[Data extracted from a collection]
__________
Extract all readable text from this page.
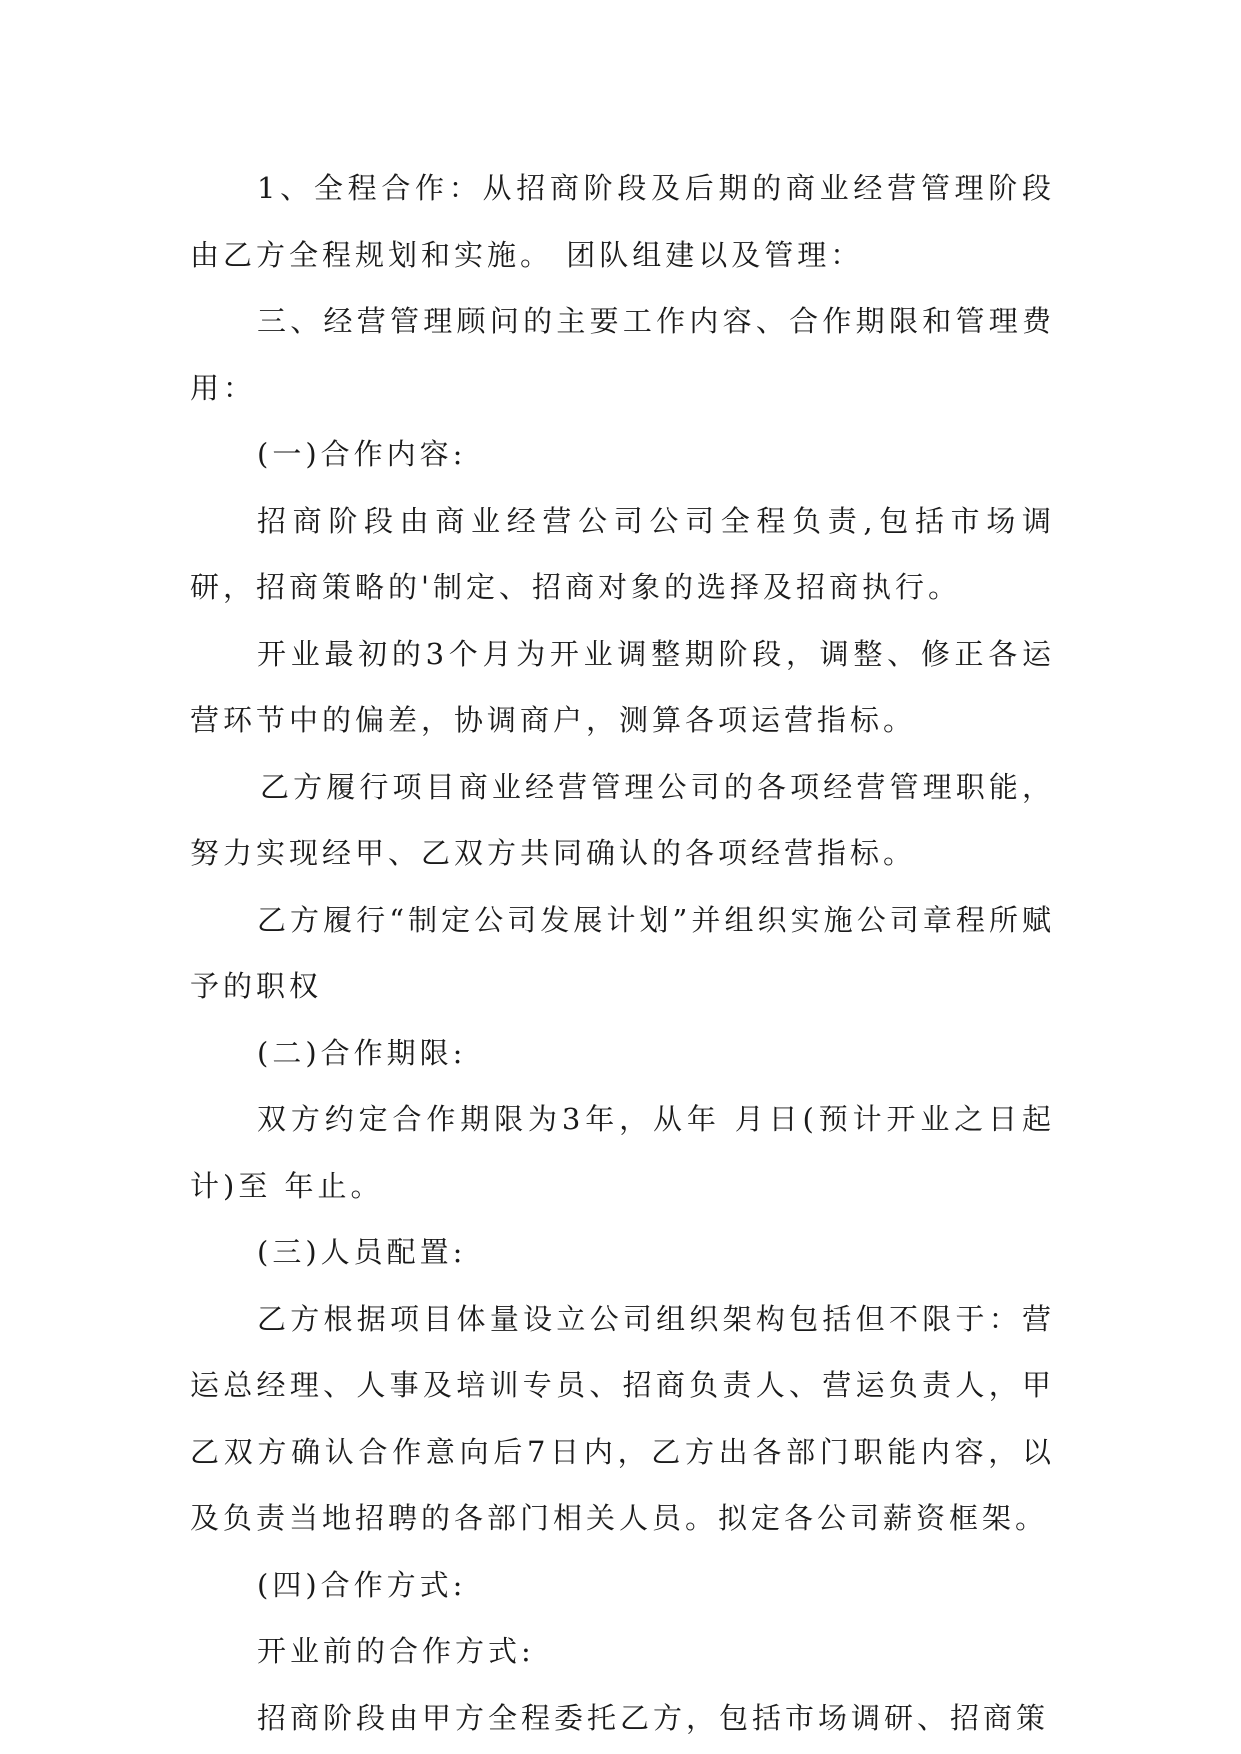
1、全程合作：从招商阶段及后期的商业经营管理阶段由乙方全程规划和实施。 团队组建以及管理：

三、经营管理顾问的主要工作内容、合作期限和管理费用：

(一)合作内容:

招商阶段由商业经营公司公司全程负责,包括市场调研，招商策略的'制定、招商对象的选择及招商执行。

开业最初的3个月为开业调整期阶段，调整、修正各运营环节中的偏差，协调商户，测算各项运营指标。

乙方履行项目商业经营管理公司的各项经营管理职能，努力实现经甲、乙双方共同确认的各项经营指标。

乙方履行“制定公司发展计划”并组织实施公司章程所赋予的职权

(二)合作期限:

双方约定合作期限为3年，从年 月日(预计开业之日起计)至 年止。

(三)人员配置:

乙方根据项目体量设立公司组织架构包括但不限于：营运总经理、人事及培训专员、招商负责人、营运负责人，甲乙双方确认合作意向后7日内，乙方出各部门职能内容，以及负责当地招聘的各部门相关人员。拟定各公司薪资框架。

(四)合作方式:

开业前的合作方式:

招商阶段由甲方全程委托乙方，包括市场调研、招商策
__________
TO BE DONE: Lines of the material that contain the word "包括市场调研" are to be gathered.

TASK SOLUTION:
招商阶段由商业经营公司公司全程负责,包括市场调研，招商策略的'制定、招商对象的选择及招商执行。
招商阶段由甲方全程委托乙方，包括市场调研、招商策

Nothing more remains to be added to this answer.